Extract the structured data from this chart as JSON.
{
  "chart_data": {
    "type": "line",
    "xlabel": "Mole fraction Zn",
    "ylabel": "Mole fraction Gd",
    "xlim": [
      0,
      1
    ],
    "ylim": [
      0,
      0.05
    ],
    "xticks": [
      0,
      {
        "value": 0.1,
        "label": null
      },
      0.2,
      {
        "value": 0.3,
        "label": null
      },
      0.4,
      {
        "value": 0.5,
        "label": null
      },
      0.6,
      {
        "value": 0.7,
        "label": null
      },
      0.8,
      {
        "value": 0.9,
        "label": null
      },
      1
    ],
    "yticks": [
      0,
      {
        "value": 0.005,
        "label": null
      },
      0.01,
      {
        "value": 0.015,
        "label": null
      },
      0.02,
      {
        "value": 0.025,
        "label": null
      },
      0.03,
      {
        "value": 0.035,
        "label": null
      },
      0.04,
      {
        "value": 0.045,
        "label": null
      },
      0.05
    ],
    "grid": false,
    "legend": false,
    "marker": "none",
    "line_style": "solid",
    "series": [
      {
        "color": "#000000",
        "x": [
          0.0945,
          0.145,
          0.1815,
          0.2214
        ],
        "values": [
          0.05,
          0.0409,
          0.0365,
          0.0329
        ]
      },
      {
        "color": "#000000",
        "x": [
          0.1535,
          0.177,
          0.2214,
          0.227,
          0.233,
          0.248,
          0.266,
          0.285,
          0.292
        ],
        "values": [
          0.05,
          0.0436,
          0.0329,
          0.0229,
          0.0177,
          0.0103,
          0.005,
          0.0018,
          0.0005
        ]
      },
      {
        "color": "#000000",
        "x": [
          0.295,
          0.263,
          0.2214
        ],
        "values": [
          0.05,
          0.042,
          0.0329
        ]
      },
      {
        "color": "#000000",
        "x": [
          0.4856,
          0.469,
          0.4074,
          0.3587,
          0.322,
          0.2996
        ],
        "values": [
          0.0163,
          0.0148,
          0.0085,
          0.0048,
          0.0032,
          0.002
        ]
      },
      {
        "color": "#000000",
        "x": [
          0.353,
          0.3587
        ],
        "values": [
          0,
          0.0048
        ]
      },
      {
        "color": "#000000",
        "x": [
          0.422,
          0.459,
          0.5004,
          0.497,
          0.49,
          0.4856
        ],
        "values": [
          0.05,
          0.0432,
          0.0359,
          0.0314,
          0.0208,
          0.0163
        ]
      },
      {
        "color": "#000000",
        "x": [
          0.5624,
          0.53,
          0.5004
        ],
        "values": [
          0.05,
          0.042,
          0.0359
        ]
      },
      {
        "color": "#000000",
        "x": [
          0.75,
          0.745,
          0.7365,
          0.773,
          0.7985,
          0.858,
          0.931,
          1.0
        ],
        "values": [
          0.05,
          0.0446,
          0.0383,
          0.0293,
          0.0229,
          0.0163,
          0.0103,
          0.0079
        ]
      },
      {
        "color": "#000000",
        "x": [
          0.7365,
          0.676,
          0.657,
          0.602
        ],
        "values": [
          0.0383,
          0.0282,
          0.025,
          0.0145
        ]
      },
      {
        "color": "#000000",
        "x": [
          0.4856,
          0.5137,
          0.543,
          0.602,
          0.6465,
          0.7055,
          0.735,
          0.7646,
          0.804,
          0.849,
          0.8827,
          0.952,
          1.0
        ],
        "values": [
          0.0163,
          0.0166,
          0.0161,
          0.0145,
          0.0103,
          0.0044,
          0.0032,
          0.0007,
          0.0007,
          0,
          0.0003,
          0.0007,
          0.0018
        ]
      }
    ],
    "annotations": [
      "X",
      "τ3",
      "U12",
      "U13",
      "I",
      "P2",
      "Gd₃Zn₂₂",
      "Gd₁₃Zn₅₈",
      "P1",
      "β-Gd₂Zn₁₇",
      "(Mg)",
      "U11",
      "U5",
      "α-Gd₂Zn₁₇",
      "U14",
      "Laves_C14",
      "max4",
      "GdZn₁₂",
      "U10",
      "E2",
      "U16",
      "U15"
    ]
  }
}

____________________

Each line of the material must be restated exactly.

Extract the structured data from this chart as JSON.
{
  "chart_data": {
    "type": "line",
    "xlabel": "Mole fraction Zn",
    "ylabel": "Mole fraction Gd",
    "xlim": [
      0,
      1
    ],
    "ylim": [
      0,
      0.05
    ],
    "xticks": [
      0,
      {
        "value": 0.1,
        "label": null
      },
      0.2,
      {
        "value": 0.3,
        "label": null
      },
      0.4,
      {
        "value": 0.5,
        "label": null
      },
      0.6,
      {
        "value": 0.7,
        "label": null
      },
      0.8,
      {
        "value": 0.9,
        "label": null
      },
      1
    ],
    "yticks": [
      0,
      {
        "value": 0.005,
        "label": null
      },
      0.01,
      {
        "value": 0.015,
        "label": null
      },
      0.02,
      {
        "value": 0.025,
        "label": null
      },
      0.03,
      {
        "value": 0.035,
        "label": null
      },
      0.04,
      {
        "value": 0.045,
        "label": null
      },
      0.05
    ],
    "grid": false,
    "legend": false,
    "marker": "none",
    "line_style": "solid",
    "series": [
      {
        "color": "#000000",
        "x": [
          0.0945,
          0.145,
          0.1815,
          0.2214
        ],
        "values": [
          0.05,
          0.0409,
          0.0365,
          0.0329
        ]
      },
      {
        "color": "#000000",
        "x": [
          0.1535,
          0.177,
          0.2214,
          0.227,
          0.233,
          0.248,
          0.266,
          0.285,
          0.292
        ],
        "values": [
          0.05,
          0.0436,
          0.0329,
          0.0229,
          0.0177,
          0.0103,
          0.005,
          0.0018,
          0.0005
        ]
      },
      {
        "color": "#000000",
        "x": [
          0.295,
          0.263,
          0.2214
        ],
        "values": [
          0.05,
          0.042,
          0.0329
        ]
      },
      {
        "color": "#000000",
        "x": [
          0.4856,
          0.469,
          0.4074,
          0.3587,
          0.322,
          0.2996
        ],
        "values": [
          0.0163,
          0.0148,
          0.0085,
          0.0048,
          0.0032,
          0.002
        ]
      },
      {
        "color": "#000000",
        "x": [
          0.353,
          0.3587
        ],
        "values": [
          0,
          0.0048
        ]
      },
      {
        "color": "#000000",
        "x": [
          0.422,
          0.459,
          0.5004,
          0.497,
          0.49,
          0.4856
        ],
        "values": [
          0.05,
          0.0432,
          0.0359,
          0.0314,
          0.0208,
          0.0163
        ]
      },
      {
        "color": "#000000",
        "x": [
          0.5624,
          0.53,
          0.5004
        ],
        "values": [
          0.05,
          0.042,
          0.0359
        ]
      },
      {
        "color": "#000000",
        "x": [
          0.75,
          0.745,
          0.7365,
          0.773,
          0.7985,
          0.858,
          0.931,
          1.0
        ],
        "values": [
          0.05,
          0.0446,
          0.0383,
          0.0293,
          0.0229,
          0.0163,
          0.0103,
          0.0079
        ]
      },
      {
        "color": "#000000",
        "x": [
          0.7365,
          0.676,
          0.657,
          0.602
        ],
        "values": [
          0.0383,
          0.0282,
          0.025,
          0.0145
        ]
      },
      {
        "color": "#000000",
        "x": [
          0.4856,
          0.5137,
          0.543,
          0.602,
          0.6465,
          0.7055,
          0.735,
          0.7646,
          0.804,
          0.849,
          0.8827,
          0.952,
          1.0
        ],
        "values": [
          0.0163,
          0.0166,
          0.0161,
          0.0145,
          0.0103,
          0.0044,
          0.0032,
          0.0007,
          0.0007,
          0,
          0.0003,
          0.0007,
          0.0018
        ]
      }
    ],
    "annotations": [
      "X",
      "τ3",
      "U12",
      "U13",
      "I",
      "P2",
      "Gd₃Zn₂₂",
      "Gd₁₃Zn₅₈",
      "P1",
      "β-Gd₂Zn₁₇",
      "(Mg)",
      "U11",
      "U5",
      "α-Gd₂Zn₁₇",
      "U14",
      "Laves_C14",
      "max4",
      "GdZn₁₂",
      "U10",
      "E2",
      "U16",
      "U15"
    ]
  }
}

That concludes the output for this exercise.